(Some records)
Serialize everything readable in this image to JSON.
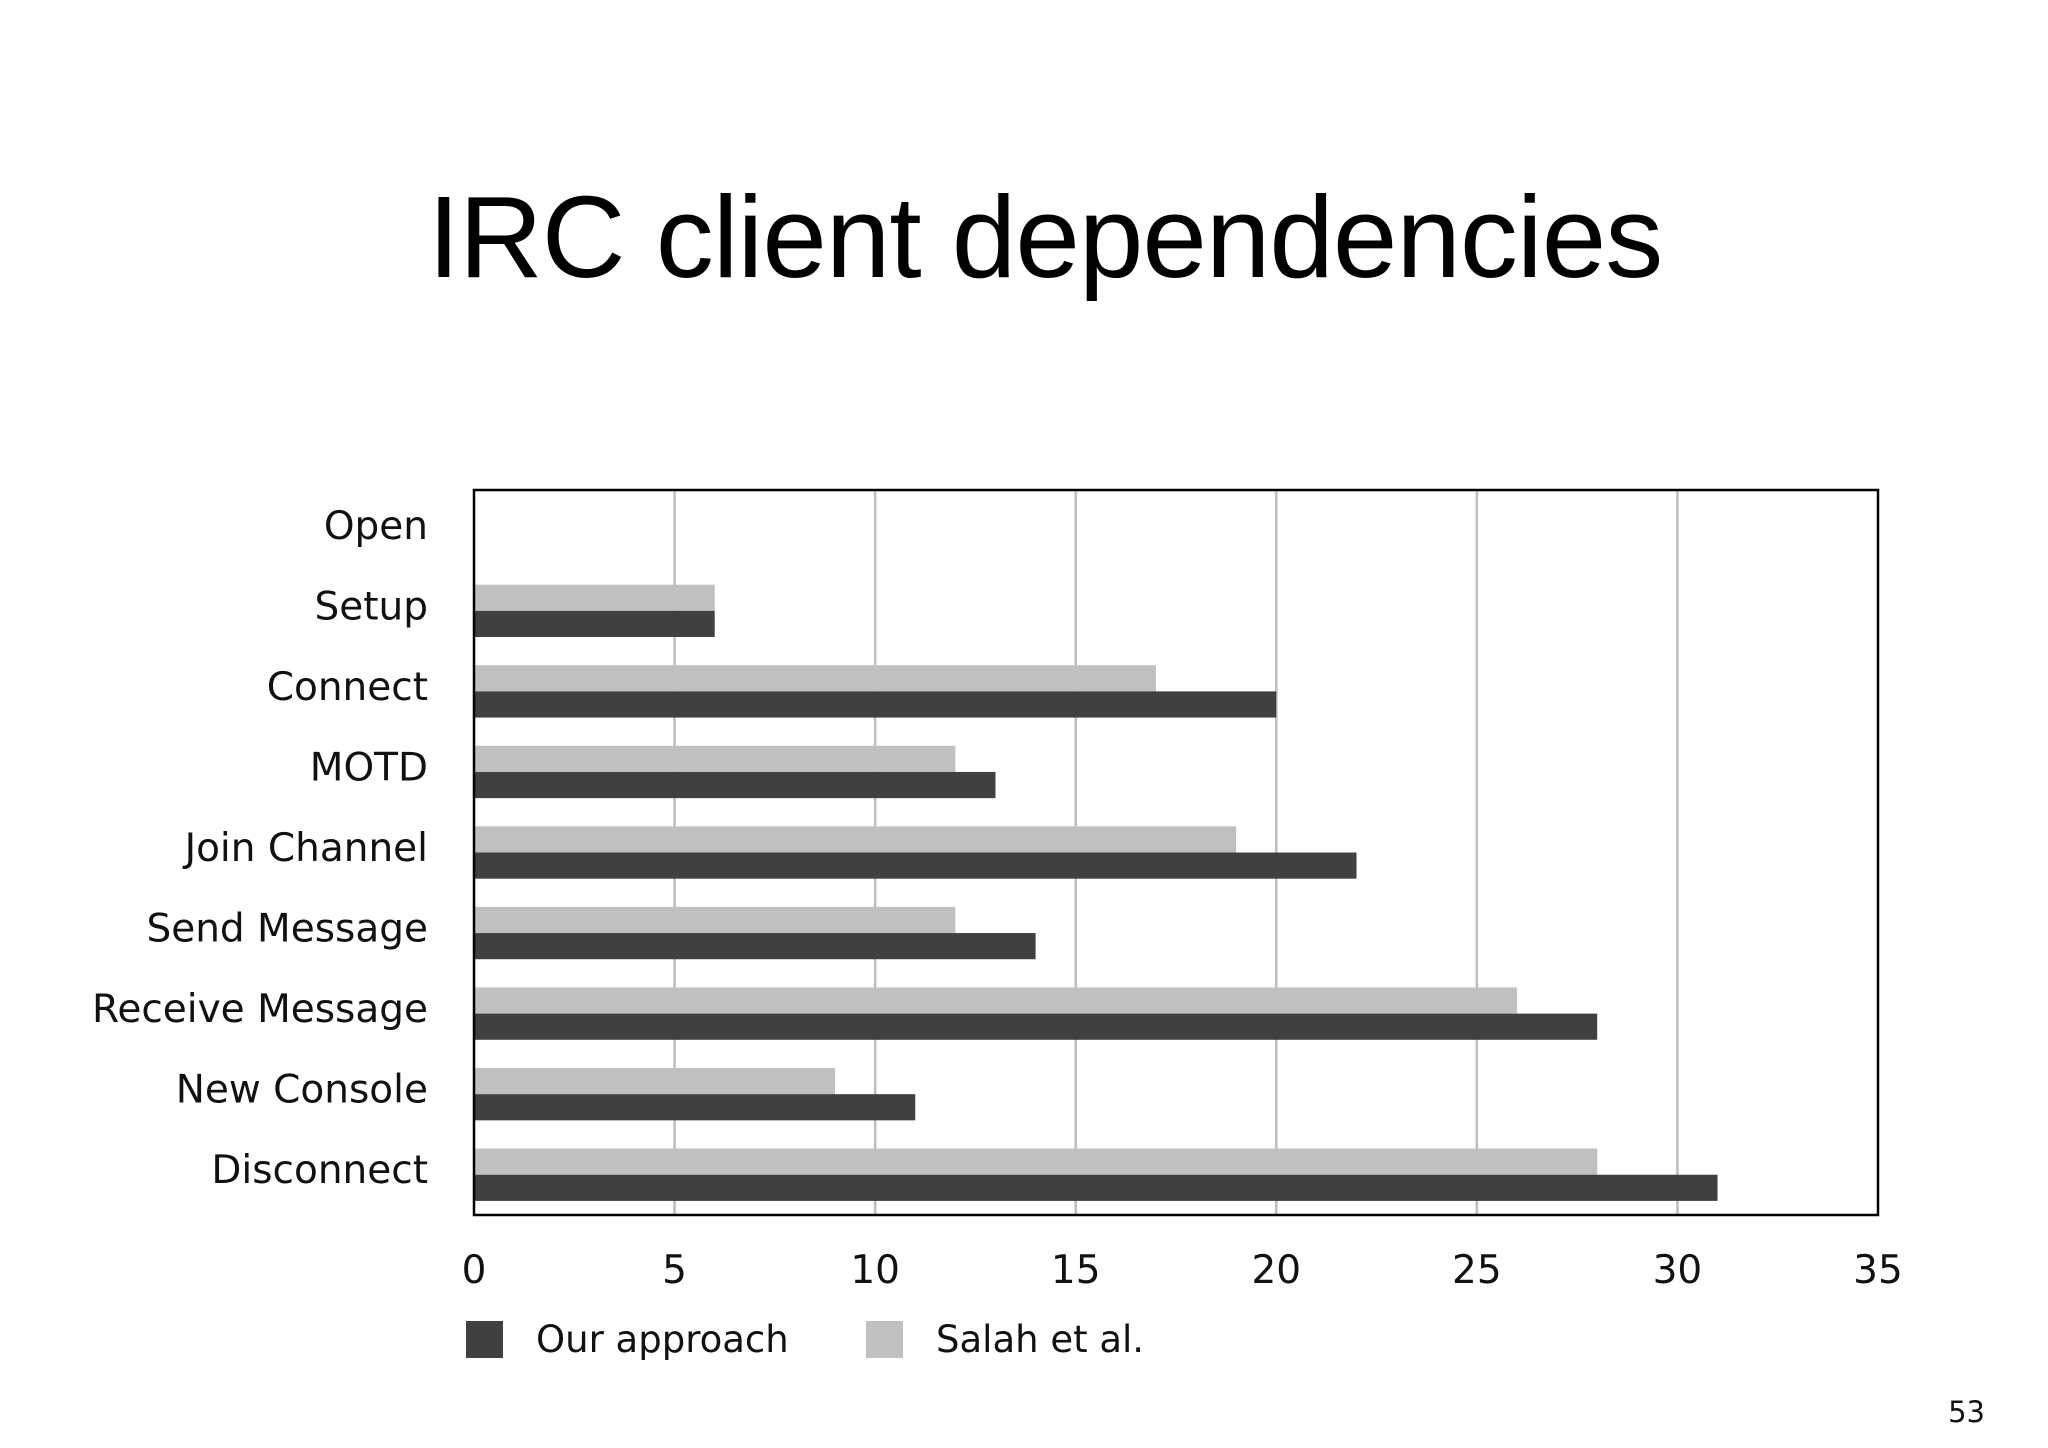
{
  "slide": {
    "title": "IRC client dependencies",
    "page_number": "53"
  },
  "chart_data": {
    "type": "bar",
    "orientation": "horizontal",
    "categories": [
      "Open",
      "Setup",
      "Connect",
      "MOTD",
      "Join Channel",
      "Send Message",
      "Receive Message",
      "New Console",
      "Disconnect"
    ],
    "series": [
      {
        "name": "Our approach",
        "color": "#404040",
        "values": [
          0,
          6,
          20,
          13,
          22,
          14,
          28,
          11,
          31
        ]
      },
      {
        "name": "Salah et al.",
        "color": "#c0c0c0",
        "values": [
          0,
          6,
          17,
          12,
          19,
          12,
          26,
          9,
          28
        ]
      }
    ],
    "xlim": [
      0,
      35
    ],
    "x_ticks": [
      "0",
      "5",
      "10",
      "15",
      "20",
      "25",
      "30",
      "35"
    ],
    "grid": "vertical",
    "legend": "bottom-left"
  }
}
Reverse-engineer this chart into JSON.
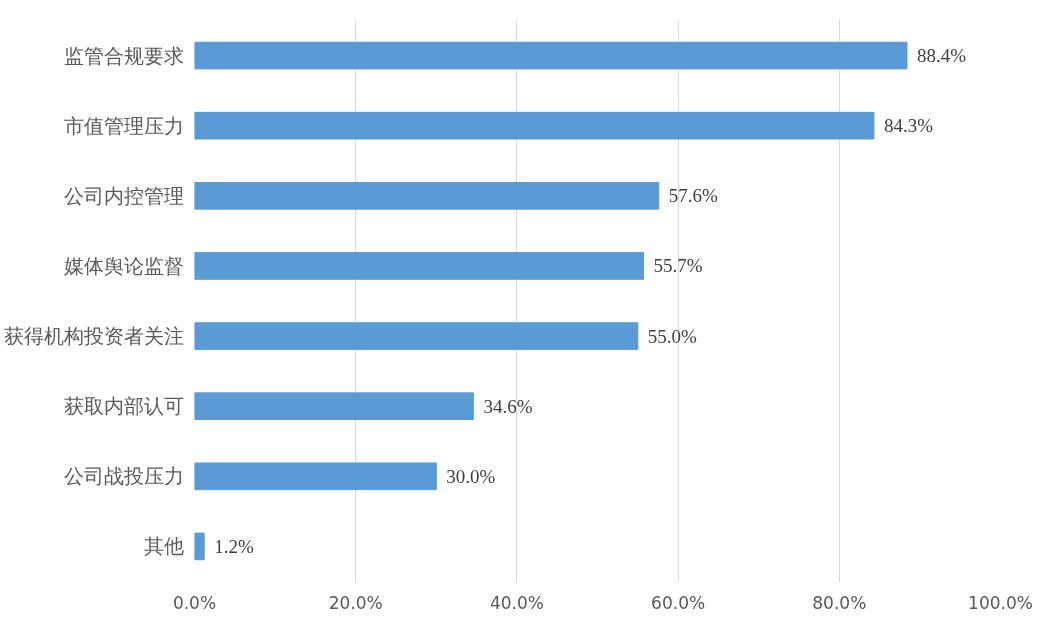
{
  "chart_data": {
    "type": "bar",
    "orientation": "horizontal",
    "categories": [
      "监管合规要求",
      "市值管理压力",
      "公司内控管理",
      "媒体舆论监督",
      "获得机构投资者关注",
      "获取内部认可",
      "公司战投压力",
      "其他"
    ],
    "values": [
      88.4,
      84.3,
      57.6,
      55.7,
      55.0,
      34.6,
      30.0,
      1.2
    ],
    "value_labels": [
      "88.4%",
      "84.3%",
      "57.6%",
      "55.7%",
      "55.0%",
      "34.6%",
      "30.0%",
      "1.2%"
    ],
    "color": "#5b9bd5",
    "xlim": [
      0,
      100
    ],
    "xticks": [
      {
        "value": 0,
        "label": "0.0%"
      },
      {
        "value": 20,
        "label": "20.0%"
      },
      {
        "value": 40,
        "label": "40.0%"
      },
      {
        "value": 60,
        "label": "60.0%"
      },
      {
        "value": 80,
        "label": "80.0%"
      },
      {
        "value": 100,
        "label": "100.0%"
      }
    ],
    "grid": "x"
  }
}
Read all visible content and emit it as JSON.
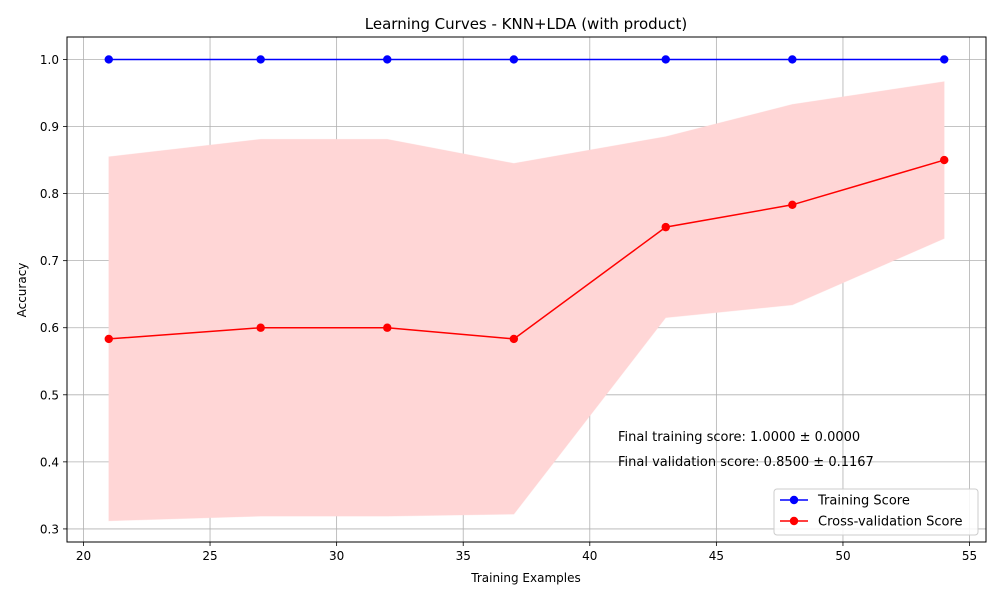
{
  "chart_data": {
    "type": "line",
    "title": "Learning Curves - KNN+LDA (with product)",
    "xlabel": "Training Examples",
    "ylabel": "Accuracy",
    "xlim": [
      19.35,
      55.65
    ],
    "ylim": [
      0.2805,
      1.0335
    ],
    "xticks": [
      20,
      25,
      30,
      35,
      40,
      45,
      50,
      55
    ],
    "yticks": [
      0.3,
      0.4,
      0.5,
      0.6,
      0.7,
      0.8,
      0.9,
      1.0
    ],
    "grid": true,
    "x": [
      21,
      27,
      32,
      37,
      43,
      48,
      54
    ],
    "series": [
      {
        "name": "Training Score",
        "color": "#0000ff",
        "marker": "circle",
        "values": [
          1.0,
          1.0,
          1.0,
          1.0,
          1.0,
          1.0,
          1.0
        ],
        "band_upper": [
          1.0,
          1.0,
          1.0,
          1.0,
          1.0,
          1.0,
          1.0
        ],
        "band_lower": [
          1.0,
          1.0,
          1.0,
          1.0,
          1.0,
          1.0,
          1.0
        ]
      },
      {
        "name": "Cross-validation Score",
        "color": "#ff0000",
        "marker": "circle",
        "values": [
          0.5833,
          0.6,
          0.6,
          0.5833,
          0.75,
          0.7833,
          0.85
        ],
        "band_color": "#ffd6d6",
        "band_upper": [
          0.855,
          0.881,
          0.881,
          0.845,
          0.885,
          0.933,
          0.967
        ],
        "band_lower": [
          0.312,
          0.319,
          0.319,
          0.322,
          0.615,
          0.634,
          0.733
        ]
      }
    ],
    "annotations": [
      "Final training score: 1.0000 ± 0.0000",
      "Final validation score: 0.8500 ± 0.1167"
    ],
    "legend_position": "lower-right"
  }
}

Task directions: Your task is to report how many lines of the material include the string "name". Give the number and no other words.

The completed task: 4